- Objetivo -
Cambie "app-label" por "app-name" en todas las líneas de los datos y reprodúzcalas sin ninguna otra modificación.

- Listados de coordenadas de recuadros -
::::
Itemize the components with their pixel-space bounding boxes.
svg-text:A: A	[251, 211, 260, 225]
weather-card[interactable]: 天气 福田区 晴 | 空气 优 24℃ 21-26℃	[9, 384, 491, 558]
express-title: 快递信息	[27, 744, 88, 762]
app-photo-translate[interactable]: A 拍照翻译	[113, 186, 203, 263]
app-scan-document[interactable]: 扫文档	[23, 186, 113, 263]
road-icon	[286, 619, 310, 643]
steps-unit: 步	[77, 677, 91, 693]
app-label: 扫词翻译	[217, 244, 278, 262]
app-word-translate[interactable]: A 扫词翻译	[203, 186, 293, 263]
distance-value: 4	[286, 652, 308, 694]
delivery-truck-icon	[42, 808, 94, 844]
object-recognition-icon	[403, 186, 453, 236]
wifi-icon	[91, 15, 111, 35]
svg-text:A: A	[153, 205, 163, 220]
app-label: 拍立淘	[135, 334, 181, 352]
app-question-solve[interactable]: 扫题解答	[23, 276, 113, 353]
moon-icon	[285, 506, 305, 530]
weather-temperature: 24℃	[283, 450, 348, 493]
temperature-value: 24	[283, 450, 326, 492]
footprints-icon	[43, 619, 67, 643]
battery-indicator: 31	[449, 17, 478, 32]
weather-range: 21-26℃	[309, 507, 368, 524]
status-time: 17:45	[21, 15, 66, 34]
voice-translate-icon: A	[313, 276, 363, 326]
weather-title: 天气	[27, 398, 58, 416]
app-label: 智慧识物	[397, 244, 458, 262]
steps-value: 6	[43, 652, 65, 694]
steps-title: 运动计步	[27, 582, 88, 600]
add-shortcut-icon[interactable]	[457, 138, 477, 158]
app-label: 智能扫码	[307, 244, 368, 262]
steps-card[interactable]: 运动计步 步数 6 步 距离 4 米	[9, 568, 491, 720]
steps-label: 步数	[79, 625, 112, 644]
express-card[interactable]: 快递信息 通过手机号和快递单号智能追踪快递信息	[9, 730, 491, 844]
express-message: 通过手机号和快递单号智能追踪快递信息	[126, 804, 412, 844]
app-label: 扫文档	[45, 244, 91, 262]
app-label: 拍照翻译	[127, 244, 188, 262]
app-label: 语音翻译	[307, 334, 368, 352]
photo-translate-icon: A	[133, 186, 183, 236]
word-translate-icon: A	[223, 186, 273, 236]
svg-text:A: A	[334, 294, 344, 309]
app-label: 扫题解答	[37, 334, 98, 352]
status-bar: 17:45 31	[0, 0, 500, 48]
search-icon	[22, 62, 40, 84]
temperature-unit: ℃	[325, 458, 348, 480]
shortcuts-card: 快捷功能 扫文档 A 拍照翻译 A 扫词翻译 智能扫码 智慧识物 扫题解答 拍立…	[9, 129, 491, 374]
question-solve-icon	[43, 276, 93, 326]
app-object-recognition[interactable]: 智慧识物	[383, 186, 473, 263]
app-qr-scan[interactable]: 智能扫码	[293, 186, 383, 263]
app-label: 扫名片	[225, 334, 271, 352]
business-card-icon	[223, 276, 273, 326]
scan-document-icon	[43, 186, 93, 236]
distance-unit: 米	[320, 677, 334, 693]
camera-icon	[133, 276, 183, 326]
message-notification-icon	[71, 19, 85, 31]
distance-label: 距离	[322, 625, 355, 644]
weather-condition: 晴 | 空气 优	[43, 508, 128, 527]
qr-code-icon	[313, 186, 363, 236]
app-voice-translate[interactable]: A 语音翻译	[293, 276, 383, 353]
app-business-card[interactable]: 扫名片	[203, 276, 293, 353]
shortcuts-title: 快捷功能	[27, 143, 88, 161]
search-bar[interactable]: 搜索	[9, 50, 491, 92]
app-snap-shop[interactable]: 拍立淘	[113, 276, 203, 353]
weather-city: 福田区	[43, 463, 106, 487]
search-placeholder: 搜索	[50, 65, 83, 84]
::::
- Respuesta del ejercicio -
Itemize the components with their pixel-space bounding boxes.
svg-text:A: A	[251, 211, 260, 225]
weather-card[interactable]: 天气 福田区 晴 | 空气 优 24℃ 21-26℃	[9, 384, 491, 558]
express-title: 快递信息	[27, 744, 88, 762]
app-photo-translate[interactable]: A 拍照翻译	[113, 186, 203, 263]
app-scan-document[interactable]: 扫文档	[23, 186, 113, 263]
road-icon	[286, 619, 310, 643]
steps-unit: 步	[77, 677, 91, 693]
app-name: 扫词翻译	[217, 244, 278, 262]
app-word-translate[interactable]: A 扫词翻译	[203, 186, 293, 263]
distance-value: 4	[286, 652, 308, 694]
delivery-truck-icon	[42, 808, 94, 844]
object-recognition-icon	[403, 186, 453, 236]
wifi-icon	[91, 15, 111, 35]
svg-text:A: A	[153, 205, 163, 220]
app-name: 拍立淘	[135, 334, 181, 352]
app-question-solve[interactable]: 扫题解答	[23, 276, 113, 353]
moon-icon	[285, 506, 305, 530]
weather-temperature: 24℃	[283, 450, 348, 493]
temperature-value: 24	[283, 450, 326, 492]
footprints-icon	[43, 619, 67, 643]
battery-indicator: 31	[449, 17, 478, 32]
weather-range: 21-26℃	[309, 507, 368, 524]
status-time: 17:45	[21, 15, 66, 34]
voice-translate-icon: A	[313, 276, 363, 326]
weather-title: 天气	[27, 398, 58, 416]
app-name: 智慧识物	[397, 244, 458, 262]
steps-value: 6	[43, 652, 65, 694]
steps-title: 运动计步	[27, 582, 88, 600]
add-shortcut-icon[interactable]	[457, 138, 477, 158]
app-name: 智能扫码	[307, 244, 368, 262]
steps-card[interactable]: 运动计步 步数 6 步 距离 4 米	[9, 568, 491, 720]
steps-label: 步数	[79, 625, 112, 644]
express-card[interactable]: 快递信息 通过手机号和快递单号智能追踪快递信息	[9, 730, 491, 844]
express-message: 通过手机号和快递单号智能追踪快递信息	[126, 804, 412, 844]
app-name: 扫文档	[45, 244, 91, 262]
app-name: 拍照翻译	[127, 244, 188, 262]
app-name: 语音翻译	[307, 334, 368, 352]
photo-translate-icon: A	[133, 186, 183, 236]
word-translate-icon: A	[223, 186, 273, 236]
svg-text:A: A	[334, 294, 344, 309]
app-name: 扫题解答	[37, 334, 98, 352]
status-bar: 17:45 31	[0, 0, 500, 48]
search-icon	[22, 62, 40, 84]
temperature-unit: ℃	[325, 458, 348, 480]
shortcuts-card: 快捷功能 扫文档 A 拍照翻译 A 扫词翻译 智能扫码 智慧识物 扫题解答 拍立…	[9, 129, 491, 374]
question-solve-icon	[43, 276, 93, 326]
app-object-recognition[interactable]: 智慧识物	[383, 186, 473, 263]
app-qr-scan[interactable]: 智能扫码	[293, 186, 383, 263]
app-name: 扫名片	[225, 334, 271, 352]
business-card-icon	[223, 276, 273, 326]
scan-document-icon	[43, 186, 93, 236]
distance-unit: 米	[320, 677, 334, 693]
camera-icon	[133, 276, 183, 326]
message-notification-icon	[71, 19, 85, 31]
distance-label: 距离	[322, 625, 355, 644]
weather-condition: 晴 | 空气 优	[43, 508, 128, 527]
qr-code-icon	[313, 186, 363, 236]
app-voice-translate[interactable]: A 语音翻译	[293, 276, 383, 353]
app-business-card[interactable]: 扫名片	[203, 276, 293, 353]
shortcuts-title: 快捷功能	[27, 143, 88, 161]
search-bar[interactable]: 搜索	[9, 50, 491, 92]
app-snap-shop[interactable]: 拍立淘	[113, 276, 203, 353]
weather-city: 福田区	[43, 463, 106, 487]
search-placeholder: 搜索	[50, 65, 83, 84]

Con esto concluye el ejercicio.